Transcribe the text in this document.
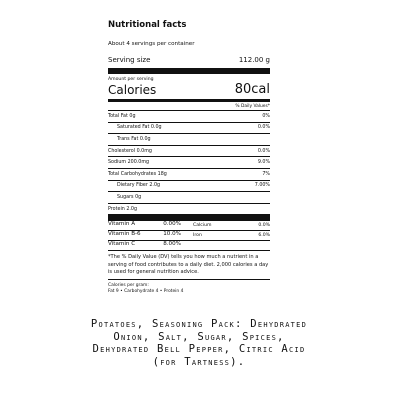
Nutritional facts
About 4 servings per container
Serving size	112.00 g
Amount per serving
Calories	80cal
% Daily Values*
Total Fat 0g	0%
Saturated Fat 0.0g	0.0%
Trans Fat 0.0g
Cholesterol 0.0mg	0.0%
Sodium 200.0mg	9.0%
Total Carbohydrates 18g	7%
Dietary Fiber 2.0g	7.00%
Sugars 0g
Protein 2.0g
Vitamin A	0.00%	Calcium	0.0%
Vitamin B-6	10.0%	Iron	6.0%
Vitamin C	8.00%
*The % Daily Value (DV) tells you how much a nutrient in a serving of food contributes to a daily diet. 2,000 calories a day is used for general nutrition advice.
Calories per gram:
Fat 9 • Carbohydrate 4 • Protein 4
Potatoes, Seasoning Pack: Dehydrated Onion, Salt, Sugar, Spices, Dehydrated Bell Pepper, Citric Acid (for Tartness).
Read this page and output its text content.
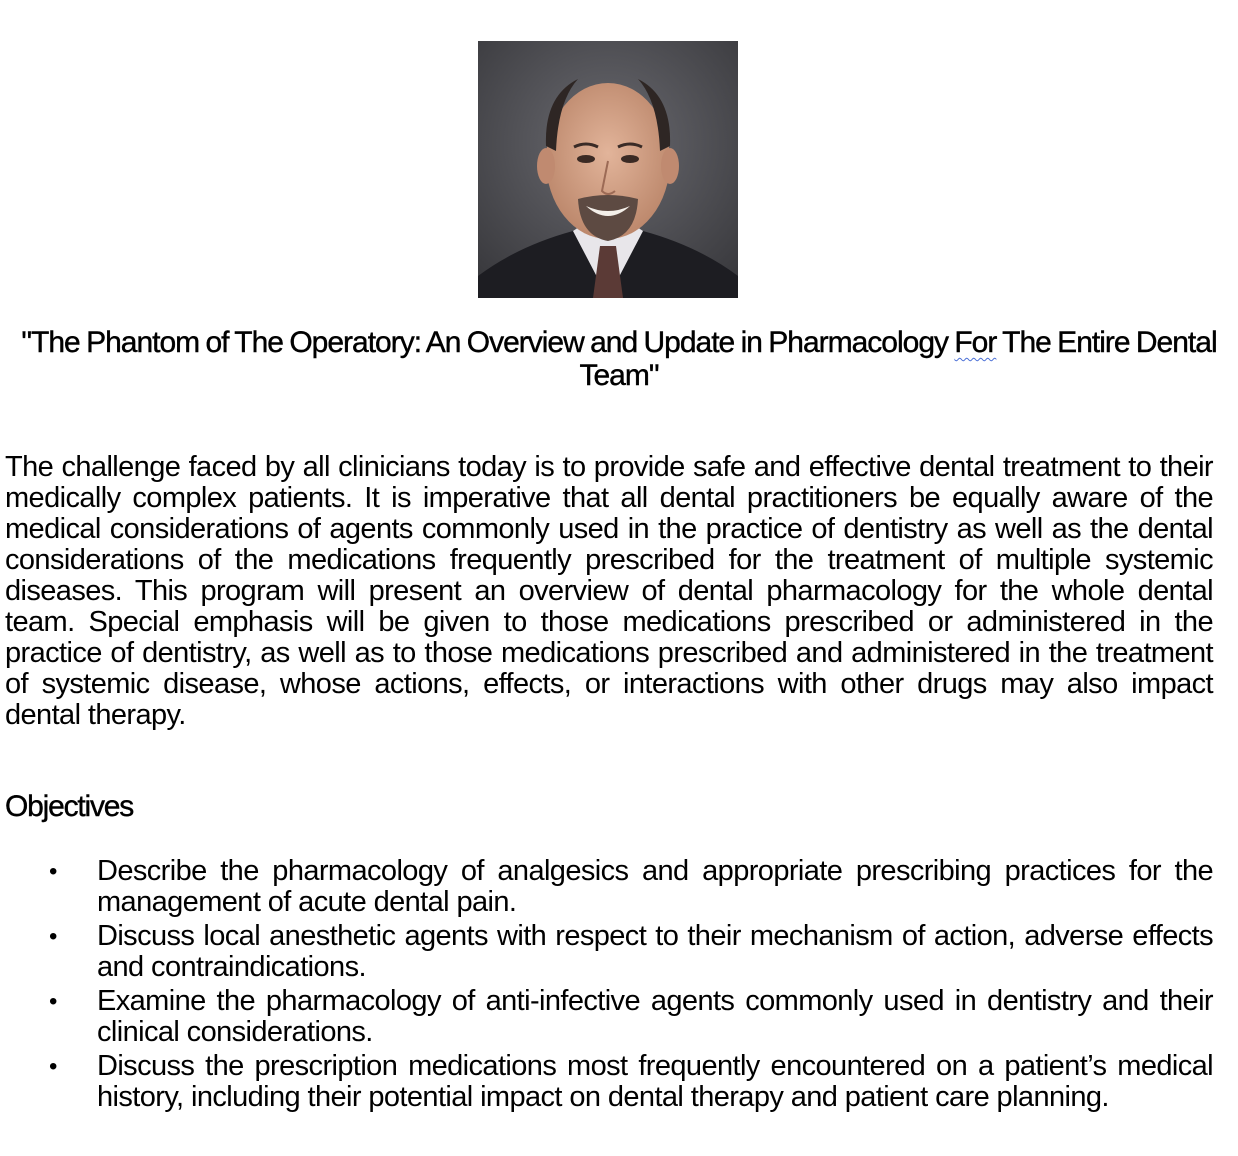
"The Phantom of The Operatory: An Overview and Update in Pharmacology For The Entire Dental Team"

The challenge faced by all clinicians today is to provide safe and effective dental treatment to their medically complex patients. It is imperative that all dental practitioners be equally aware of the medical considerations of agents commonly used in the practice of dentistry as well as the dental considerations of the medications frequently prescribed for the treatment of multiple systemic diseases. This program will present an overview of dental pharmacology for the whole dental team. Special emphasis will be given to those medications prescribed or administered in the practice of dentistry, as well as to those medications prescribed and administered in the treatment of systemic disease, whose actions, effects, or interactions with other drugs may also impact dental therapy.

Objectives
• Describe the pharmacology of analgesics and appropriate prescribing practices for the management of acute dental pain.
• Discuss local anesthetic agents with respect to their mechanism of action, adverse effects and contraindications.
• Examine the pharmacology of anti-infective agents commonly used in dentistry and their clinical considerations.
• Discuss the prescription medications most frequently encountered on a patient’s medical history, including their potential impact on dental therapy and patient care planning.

*Task instructions*.
Copy out the lines above in full and unaltered, apart from the pictures.

*Answer box*.
Transcribe the text in this document.
Nutritional facts
About 4 servings per container
Serving size	112.00 g
Amount per serving
Calories	80cal
% Daily Values*
Total Fat 0g	0%
Saturated Fat 0.0g	0.0%
Trans Fat 0.0g
Cholesterol 0.0mg	0.0%
Sodium 200.0mg	9.0%
Total Carbohydrates 18g	7%
Dietary Fiber 2.0g	7.00%
Sugars 0g
Protein 2.0g
Vitamin A	0.00%	Calcium	0.0%
Vitamin B-6	10.0%	Iron	6.0%
Vitamin C	8.00%
*The % Daily Value (DV) tells you how much a nutrient in a serving of food contributes to a daily diet. 2,000 calories a day is used for general nutrition advice.
Calories per gram:
Fat 9 • Carbohydrate 4 • Protein 4
Potatoes, Seasoning Pack: Dehydrated Onion, Salt, Sugar, Spices, Dehydrated Bell Pepper, Citric Acid (for Tartness).
Read this page and output its text content.
"The Phantom of The Operatory: An Overview and Update in Pharmacology For The Entire Dental Team"

The challenge faced by all clinicians today is to provide safe and effective dental treatment to their medically complex patients. It is imperative that all dental practitioners be equally aware of the medical considerations of agents commonly used in the practice of dentistry as well as the dental considerations of the medications frequently prescribed for the treatment of multiple systemic diseases. This program will present an overview of dental pharmacology for the whole dental team. Special emphasis will be given to those medications prescribed or administered in the practice of dentistry, as well as to those medications prescribed and administered in the treatment of systemic disease, whose actions, effects, or interactions with other drugs may also impact dental therapy.

Objectives
• Describe the pharmacology of analgesics and appropriate prescribing practices for the management of acute dental pain.
• Discuss local anesthetic agents with respect to their mechanism of action, adverse effects and contraindications.
• Examine the pharmacology of anti-infective agents commonly used in dentistry and their clinical considerations.
• Discuss the prescription medications most frequently encountered on a patient’s medical history, including their potential impact on dental therapy and patient care planning.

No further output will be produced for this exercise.